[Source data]
────
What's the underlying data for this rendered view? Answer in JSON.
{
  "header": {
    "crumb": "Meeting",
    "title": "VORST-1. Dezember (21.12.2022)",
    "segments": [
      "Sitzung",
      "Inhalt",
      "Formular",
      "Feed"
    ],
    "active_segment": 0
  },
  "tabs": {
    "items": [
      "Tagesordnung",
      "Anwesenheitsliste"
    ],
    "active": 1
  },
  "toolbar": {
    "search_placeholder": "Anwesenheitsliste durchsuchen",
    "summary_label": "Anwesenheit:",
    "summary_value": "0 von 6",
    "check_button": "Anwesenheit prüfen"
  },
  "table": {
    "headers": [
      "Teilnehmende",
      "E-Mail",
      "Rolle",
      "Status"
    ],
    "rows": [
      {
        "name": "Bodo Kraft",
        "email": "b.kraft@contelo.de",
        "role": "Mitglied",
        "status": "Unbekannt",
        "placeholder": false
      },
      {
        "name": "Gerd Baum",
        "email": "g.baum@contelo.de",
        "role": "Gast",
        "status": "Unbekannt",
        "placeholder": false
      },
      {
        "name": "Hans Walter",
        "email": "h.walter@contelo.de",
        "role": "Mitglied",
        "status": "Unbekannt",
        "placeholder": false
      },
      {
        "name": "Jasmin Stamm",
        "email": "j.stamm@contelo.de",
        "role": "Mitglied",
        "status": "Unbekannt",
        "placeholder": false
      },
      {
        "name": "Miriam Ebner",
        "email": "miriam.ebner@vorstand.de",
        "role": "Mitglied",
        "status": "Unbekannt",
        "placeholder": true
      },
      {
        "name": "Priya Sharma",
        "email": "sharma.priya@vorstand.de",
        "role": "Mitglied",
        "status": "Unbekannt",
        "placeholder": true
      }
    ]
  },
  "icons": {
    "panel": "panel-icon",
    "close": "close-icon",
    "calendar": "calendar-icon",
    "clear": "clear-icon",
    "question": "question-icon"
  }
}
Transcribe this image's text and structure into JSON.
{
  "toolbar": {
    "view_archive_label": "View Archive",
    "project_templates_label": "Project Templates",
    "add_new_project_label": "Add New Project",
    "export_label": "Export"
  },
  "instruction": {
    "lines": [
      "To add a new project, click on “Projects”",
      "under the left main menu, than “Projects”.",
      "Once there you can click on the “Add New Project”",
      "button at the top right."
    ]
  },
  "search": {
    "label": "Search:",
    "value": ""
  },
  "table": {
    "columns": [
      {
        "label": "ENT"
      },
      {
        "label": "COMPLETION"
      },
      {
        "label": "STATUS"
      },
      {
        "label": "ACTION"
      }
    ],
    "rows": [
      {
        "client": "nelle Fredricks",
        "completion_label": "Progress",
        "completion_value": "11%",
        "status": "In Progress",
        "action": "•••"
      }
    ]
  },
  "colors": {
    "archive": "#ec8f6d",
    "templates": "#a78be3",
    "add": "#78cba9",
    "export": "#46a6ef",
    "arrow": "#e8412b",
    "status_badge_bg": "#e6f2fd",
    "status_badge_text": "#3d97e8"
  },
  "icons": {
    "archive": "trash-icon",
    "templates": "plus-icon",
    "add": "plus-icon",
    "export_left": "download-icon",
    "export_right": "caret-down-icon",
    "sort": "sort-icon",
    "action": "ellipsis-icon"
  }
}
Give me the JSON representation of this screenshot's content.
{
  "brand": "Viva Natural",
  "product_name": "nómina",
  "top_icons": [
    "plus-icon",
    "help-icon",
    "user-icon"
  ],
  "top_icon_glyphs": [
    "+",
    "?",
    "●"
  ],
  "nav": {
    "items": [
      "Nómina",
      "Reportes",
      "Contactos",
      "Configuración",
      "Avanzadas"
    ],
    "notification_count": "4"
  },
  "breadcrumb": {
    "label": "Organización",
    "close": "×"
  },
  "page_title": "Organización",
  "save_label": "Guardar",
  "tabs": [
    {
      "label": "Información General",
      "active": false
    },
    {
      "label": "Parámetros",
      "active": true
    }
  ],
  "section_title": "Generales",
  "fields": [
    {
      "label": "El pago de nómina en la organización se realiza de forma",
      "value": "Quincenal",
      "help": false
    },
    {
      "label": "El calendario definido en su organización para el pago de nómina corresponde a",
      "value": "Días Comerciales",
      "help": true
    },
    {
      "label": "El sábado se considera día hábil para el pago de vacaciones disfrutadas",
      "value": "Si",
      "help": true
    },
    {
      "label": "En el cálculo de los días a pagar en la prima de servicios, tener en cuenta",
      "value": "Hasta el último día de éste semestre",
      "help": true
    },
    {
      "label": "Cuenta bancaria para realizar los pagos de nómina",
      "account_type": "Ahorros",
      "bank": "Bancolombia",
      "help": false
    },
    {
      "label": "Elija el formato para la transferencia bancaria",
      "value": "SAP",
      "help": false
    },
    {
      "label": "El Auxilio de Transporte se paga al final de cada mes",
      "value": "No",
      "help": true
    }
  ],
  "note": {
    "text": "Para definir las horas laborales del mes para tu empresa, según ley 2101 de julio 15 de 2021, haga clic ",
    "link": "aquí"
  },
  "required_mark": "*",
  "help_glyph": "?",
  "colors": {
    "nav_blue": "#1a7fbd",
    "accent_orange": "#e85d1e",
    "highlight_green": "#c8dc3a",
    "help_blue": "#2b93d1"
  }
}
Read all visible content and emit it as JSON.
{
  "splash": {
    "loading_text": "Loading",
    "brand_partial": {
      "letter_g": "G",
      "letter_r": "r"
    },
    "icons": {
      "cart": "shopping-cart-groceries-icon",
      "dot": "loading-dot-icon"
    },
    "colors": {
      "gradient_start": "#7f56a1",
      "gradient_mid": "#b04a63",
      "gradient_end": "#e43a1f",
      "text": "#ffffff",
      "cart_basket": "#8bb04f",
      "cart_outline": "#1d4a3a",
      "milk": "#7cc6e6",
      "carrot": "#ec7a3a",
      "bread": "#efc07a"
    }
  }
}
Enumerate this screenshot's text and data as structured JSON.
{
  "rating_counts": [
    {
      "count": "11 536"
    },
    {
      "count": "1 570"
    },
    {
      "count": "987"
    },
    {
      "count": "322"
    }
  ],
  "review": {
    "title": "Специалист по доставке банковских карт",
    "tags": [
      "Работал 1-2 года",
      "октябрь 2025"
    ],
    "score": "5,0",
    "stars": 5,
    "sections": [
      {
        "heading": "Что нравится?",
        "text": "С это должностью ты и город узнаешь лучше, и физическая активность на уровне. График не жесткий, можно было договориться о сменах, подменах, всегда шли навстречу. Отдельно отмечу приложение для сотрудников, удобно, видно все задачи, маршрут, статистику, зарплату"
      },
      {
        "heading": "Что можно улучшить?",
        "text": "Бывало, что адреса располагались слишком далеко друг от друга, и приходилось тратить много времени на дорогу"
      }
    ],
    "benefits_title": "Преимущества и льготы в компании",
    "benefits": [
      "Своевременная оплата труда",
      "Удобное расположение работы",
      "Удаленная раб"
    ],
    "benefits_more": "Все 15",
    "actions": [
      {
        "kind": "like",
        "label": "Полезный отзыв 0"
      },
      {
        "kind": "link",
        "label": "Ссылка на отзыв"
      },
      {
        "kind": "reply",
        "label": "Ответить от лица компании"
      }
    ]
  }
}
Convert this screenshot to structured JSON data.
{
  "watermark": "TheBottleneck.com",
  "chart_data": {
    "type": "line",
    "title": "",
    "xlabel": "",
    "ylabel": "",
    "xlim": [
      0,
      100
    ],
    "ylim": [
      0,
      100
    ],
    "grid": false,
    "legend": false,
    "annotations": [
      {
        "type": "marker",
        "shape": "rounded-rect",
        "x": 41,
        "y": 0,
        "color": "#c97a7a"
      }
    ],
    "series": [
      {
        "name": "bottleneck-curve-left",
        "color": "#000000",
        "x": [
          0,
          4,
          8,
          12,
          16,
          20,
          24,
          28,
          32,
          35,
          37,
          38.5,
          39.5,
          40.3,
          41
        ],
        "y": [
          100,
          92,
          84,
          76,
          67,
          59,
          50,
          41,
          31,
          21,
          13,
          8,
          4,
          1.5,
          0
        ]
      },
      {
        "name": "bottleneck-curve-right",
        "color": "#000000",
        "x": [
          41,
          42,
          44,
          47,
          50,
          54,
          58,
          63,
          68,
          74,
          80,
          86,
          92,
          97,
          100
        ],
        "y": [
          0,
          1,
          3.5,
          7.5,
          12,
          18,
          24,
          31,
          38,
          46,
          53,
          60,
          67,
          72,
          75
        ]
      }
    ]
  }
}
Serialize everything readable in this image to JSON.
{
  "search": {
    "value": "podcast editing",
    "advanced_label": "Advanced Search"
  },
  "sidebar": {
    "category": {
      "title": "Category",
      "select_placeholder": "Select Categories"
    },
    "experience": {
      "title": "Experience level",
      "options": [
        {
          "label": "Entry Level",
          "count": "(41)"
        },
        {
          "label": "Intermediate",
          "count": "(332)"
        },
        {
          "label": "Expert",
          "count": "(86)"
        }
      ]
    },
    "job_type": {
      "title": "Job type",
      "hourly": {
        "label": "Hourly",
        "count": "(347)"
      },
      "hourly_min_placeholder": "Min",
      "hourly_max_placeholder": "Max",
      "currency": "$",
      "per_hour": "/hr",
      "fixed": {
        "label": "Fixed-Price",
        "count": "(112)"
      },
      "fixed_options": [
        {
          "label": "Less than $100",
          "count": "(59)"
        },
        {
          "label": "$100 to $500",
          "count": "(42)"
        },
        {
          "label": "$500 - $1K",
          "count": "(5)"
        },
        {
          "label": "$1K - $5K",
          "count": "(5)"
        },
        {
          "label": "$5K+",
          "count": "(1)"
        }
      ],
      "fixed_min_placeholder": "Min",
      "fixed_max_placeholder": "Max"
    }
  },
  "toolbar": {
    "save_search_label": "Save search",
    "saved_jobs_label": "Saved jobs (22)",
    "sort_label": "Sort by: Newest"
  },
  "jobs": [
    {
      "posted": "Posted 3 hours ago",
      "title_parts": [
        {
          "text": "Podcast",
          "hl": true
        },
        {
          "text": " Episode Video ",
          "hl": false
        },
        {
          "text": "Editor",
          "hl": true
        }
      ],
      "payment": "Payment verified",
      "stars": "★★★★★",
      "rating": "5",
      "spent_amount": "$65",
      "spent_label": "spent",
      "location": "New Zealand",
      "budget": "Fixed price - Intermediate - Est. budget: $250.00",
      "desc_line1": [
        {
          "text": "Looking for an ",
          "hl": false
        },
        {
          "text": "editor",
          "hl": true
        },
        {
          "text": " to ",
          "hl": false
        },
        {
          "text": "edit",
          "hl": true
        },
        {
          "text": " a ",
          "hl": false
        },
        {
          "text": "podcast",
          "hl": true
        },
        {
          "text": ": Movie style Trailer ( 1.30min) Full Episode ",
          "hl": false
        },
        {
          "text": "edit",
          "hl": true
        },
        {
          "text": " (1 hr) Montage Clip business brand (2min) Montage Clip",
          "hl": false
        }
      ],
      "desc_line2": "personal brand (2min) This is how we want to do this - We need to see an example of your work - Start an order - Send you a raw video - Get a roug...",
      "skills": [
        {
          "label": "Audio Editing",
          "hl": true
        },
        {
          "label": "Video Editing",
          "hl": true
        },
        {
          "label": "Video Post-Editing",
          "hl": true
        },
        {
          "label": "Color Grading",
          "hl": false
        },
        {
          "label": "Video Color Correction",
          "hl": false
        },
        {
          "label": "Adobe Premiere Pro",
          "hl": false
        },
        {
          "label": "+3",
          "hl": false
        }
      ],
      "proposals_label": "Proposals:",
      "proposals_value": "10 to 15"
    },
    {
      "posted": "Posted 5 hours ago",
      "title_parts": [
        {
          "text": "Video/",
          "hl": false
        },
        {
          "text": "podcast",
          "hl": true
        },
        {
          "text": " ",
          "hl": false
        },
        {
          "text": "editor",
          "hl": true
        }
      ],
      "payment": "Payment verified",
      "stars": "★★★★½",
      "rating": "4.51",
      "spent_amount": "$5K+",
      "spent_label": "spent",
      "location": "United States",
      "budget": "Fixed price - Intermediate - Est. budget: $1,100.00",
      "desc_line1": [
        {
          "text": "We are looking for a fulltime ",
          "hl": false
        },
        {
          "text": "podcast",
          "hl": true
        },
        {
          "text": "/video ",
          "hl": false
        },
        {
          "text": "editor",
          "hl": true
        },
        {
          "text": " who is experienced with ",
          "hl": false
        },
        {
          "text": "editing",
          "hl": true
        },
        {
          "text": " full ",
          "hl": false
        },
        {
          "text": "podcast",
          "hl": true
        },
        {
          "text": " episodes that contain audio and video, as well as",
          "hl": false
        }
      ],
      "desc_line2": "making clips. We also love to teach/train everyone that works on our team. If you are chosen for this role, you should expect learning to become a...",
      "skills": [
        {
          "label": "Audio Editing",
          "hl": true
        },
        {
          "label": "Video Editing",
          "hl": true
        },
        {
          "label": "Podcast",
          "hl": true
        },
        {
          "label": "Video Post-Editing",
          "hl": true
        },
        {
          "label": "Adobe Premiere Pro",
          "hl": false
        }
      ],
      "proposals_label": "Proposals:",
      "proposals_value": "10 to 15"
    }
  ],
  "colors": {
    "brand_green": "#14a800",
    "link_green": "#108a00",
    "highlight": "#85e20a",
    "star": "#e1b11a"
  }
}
────
▶ _DESCRIPTION OF THE TASK_
Sift through the entries and copy every line with "hours".

▶ _RIGHT ANSWER_
      "posted": "Posted 3 hours ago",
      "posted": "Posted 5 hours ago",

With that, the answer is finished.